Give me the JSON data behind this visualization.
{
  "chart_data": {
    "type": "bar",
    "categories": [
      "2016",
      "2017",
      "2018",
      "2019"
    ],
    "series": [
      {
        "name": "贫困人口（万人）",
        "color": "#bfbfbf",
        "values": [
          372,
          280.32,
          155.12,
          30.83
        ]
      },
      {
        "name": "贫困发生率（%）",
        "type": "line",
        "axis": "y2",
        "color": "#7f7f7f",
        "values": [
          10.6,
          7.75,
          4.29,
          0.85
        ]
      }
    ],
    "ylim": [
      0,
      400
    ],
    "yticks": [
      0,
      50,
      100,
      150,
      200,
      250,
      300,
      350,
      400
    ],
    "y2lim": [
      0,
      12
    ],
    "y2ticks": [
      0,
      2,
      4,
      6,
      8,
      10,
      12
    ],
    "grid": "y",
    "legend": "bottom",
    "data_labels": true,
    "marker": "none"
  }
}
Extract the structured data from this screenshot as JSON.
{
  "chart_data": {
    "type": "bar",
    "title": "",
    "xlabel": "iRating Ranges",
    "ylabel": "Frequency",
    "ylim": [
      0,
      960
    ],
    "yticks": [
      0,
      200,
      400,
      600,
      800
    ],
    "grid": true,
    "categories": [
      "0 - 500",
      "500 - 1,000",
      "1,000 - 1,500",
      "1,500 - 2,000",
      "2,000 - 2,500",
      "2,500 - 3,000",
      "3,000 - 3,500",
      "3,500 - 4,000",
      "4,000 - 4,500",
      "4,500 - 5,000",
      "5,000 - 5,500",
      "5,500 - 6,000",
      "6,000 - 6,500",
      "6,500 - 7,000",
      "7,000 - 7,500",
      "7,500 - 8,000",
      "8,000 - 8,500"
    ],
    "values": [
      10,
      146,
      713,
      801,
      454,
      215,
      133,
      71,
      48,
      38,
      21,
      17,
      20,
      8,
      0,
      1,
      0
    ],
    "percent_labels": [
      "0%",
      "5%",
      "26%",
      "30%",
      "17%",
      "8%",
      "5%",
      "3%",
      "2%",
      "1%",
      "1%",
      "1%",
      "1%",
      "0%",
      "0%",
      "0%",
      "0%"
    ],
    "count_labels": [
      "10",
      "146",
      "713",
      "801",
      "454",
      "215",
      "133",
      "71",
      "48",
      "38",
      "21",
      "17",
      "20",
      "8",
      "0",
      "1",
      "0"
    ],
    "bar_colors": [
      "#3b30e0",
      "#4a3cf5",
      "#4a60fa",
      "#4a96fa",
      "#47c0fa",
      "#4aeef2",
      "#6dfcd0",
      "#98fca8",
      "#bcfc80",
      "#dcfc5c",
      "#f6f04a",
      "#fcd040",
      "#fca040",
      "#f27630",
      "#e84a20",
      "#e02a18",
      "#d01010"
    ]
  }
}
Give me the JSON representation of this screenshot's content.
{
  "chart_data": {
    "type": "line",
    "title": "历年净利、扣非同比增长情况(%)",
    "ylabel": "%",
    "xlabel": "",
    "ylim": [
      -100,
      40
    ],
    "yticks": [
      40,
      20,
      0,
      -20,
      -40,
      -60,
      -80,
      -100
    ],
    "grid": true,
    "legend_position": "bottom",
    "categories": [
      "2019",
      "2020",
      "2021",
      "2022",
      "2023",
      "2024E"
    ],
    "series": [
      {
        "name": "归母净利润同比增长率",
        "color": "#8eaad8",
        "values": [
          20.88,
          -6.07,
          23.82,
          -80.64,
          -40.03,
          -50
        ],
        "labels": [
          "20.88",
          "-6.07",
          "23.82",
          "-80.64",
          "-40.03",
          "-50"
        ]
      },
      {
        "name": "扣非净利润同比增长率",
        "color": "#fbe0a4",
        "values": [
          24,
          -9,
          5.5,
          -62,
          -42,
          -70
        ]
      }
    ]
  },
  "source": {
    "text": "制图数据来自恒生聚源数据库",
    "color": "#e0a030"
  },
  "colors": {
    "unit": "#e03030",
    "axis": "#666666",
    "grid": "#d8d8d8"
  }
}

To do: Retype all the records, matching them exactly.

Response to this exercise:
Give me the JSON data behind this visualization.
{
  "chart_data": {
    "type": "bar",
    "categories": [
      "2016",
      "2017",
      "2018",
      "2019"
    ],
    "series": [
      {
        "name": "贫困人口（万人）",
        "color": "#bfbfbf",
        "values": [
          372,
          280.32,
          155.12,
          30.83
        ]
      },
      {
        "name": "贫困发生率（%）",
        "type": "line",
        "axis": "y2",
        "color": "#7f7f7f",
        "values": [
          10.6,
          7.75,
          4.29,
          0.85
        ]
      }
    ],
    "ylim": [
      0,
      400
    ],
    "yticks": [
      0,
      50,
      100,
      150,
      200,
      250,
      300,
      350,
      400
    ],
    "y2lim": [
      0,
      12
    ],
    "y2ticks": [
      0,
      2,
      4,
      6,
      8,
      10,
      12
    ],
    "grid": "y",
    "legend": "bottom",
    "data_labels": true,
    "marker": "none"
  }
}
Extract the structured data from this screenshot as JSON.
{
  "chart_data": {
    "type": "bar",
    "title": "",
    "xlabel": "iRating Ranges",
    "ylabel": "Frequency",
    "ylim": [
      0,
      960
    ],
    "yticks": [
      0,
      200,
      400,
      600,
      800
    ],
    "grid": true,
    "categories": [
      "0 - 500",
      "500 - 1,000",
      "1,000 - 1,500",
      "1,500 - 2,000",
      "2,000 - 2,500",
      "2,500 - 3,000",
      "3,000 - 3,500",
      "3,500 - 4,000",
      "4,000 - 4,500",
      "4,500 - 5,000",
      "5,000 - 5,500",
      "5,500 - 6,000",
      "6,000 - 6,500",
      "6,500 - 7,000",
      "7,000 - 7,500",
      "7,500 - 8,000",
      "8,000 - 8,500"
    ],
    "values": [
      10,
      146,
      713,
      801,
      454,
      215,
      133,
      71,
      48,
      38,
      21,
      17,
      20,
      8,
      0,
      1,
      0
    ],
    "percent_labels": [
      "0%",
      "5%",
      "26%",
      "30%",
      "17%",
      "8%",
      "5%",
      "3%",
      "2%",
      "1%",
      "1%",
      "1%",
      "1%",
      "0%",
      "0%",
      "0%",
      "0%"
    ],
    "count_labels": [
      "10",
      "146",
      "713",
      "801",
      "454",
      "215",
      "133",
      "71",
      "48",
      "38",
      "21",
      "17",
      "20",
      "8",
      "0",
      "1",
      "0"
    ],
    "bar_colors": [
      "#3b30e0",
      "#4a3cf5",
      "#4a60fa",
      "#4a96fa",
      "#47c0fa",
      "#4aeef2",
      "#6dfcd0",
      "#98fca8",
      "#bcfc80",
      "#dcfc5c",
      "#f6f04a",
      "#fcd040",
      "#fca040",
      "#f27630",
      "#e84a20",
      "#e02a18",
      "#d01010"
    ]
  }
}
Give me the JSON representation of this screenshot's content.
{
  "chart_data": {
    "type": "line",
    "title": "历年净利、扣非同比增长情况(%)",
    "ylabel": "%",
    "xlabel": "",
    "ylim": [
      -100,
      40
    ],
    "yticks": [
      40,
      20,
      0,
      -20,
      -40,
      -60,
      -80,
      -100
    ],
    "grid": true,
    "legend_position": "bottom",
    "categories": [
      "2019",
      "2020",
      "2021",
      "2022",
      "2023",
      "2024E"
    ],
    "series": [
      {
        "name": "归母净利润同比增长率",
        "color": "#8eaad8",
        "values": [
          20.88,
          -6.07,
          23.82,
          -80.64,
          -40.03,
          -50
        ],
        "labels": [
          "20.88",
          "-6.07",
          "23.82",
          "-80.64",
          "-40.03",
          "-50"
        ]
      },
      {
        "name": "扣非净利润同比增长率",
        "color": "#fbe0a4",
        "values": [
          24,
          -9,
          5.5,
          -62,
          -42,
          -70
        ]
      }
    ]
  },
  "source": {
    "text": "制图数据来自恒生聚源数据库",
    "color": "#e0a030"
  },
  "colors": {
    "unit": "#e03030",
    "axis": "#666666",
    "grid": "#d8d8d8"
  }
}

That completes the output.